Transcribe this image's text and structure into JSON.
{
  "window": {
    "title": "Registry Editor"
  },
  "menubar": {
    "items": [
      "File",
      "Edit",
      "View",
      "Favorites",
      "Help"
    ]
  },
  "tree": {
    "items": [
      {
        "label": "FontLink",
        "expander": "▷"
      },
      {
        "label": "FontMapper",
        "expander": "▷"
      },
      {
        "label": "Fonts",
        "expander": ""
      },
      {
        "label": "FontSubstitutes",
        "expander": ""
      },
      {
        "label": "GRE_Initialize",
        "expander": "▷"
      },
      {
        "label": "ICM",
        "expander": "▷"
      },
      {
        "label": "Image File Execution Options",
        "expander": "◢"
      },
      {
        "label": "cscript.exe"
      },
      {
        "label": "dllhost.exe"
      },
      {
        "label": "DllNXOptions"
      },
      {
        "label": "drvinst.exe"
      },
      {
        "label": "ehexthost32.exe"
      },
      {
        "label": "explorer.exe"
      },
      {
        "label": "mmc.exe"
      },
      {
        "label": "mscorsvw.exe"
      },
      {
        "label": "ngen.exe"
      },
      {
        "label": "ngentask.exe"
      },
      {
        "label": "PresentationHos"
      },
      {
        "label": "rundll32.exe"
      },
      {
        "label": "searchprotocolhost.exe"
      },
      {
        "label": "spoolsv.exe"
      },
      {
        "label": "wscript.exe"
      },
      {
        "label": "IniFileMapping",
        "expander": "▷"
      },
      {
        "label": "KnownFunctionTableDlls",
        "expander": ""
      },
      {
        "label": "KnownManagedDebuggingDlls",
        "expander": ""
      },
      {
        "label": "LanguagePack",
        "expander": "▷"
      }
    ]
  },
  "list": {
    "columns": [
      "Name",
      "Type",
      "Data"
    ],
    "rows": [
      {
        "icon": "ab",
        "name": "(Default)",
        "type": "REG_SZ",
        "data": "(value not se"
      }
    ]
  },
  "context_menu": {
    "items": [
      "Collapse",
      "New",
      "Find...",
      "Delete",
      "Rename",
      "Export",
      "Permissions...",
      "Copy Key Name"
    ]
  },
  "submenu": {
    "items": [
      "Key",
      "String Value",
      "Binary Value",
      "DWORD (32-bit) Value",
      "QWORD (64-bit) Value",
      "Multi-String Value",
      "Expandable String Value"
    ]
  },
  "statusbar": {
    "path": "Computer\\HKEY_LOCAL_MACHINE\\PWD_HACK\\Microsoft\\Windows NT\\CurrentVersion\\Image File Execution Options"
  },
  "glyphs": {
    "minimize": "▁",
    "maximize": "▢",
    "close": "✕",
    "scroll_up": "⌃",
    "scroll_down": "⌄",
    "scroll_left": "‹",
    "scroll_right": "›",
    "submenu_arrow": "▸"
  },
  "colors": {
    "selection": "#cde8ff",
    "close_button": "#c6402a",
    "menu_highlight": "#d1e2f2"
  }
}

++++++++++

**THE REQUEST**
Type out the whole listing above again, exactly as it stands.

**ANSWER FOR THE TASK**
Transcribe this image's text and structure into JSON.
{
  "window": {
    "title": "Registry Editor"
  },
  "menubar": {
    "items": [
      "File",
      "Edit",
      "View",
      "Favorites",
      "Help"
    ]
  },
  "tree": {
    "items": [
      {
        "label": "FontLink",
        "expander": "▷"
      },
      {
        "label": "FontMapper",
        "expander": "▷"
      },
      {
        "label": "Fonts",
        "expander": ""
      },
      {
        "label": "FontSubstitutes",
        "expander": ""
      },
      {
        "label": "GRE_Initialize",
        "expander": "▷"
      },
      {
        "label": "ICM",
        "expander": "▷"
      },
      {
        "label": "Image File Execution Options",
        "expander": "◢"
      },
      {
        "label": "cscript.exe"
      },
      {
        "label": "dllhost.exe"
      },
      {
        "label": "DllNXOptions"
      },
      {
        "label": "drvinst.exe"
      },
      {
        "label": "ehexthost32.exe"
      },
      {
        "label": "explorer.exe"
      },
      {
        "label": "mmc.exe"
      },
      {
        "label": "mscorsvw.exe"
      },
      {
        "label": "ngen.exe"
      },
      {
        "label": "ngentask.exe"
      },
      {
        "label": "PresentationHos"
      },
      {
        "label": "rundll32.exe"
      },
      {
        "label": "searchprotocolhost.exe"
      },
      {
        "label": "spoolsv.exe"
      },
      {
        "label": "wscript.exe"
      },
      {
        "label": "IniFileMapping",
        "expander": "▷"
      },
      {
        "label": "KnownFunctionTableDlls",
        "expander": ""
      },
      {
        "label": "KnownManagedDebuggingDlls",
        "expander": ""
      },
      {
        "label": "LanguagePack",
        "expander": "▷"
      }
    ]
  },
  "list": {
    "columns": [
      "Name",
      "Type",
      "Data"
    ],
    "rows": [
      {
        "icon": "ab",
        "name": "(Default)",
        "type": "REG_SZ",
        "data": "(value not se"
      }
    ]
  },
  "context_menu": {
    "items": [
      "Collapse",
      "New",
      "Find...",
      "Delete",
      "Rename",
      "Export",
      "Permissions...",
      "Copy Key Name"
    ]
  },
  "submenu": {
    "items": [
      "Key",
      "String Value",
      "Binary Value",
      "DWORD (32-bit) Value",
      "QWORD (64-bit) Value",
      "Multi-String Value",
      "Expandable String Value"
    ]
  },
  "statusbar": {
    "path": "Computer\\HKEY_LOCAL_MACHINE\\PWD_HACK\\Microsoft\\Windows NT\\CurrentVersion\\Image File Execution Options"
  },
  "glyphs": {
    "minimize": "▁",
    "maximize": "▢",
    "close": "✕",
    "scroll_up": "⌃",
    "scroll_down": "⌄",
    "scroll_left": "‹",
    "scroll_right": "›",
    "submenu_arrow": "▸"
  },
  "colors": {
    "selection": "#cde8ff",
    "close_button": "#c6402a",
    "menu_highlight": "#d1e2f2"
  }
}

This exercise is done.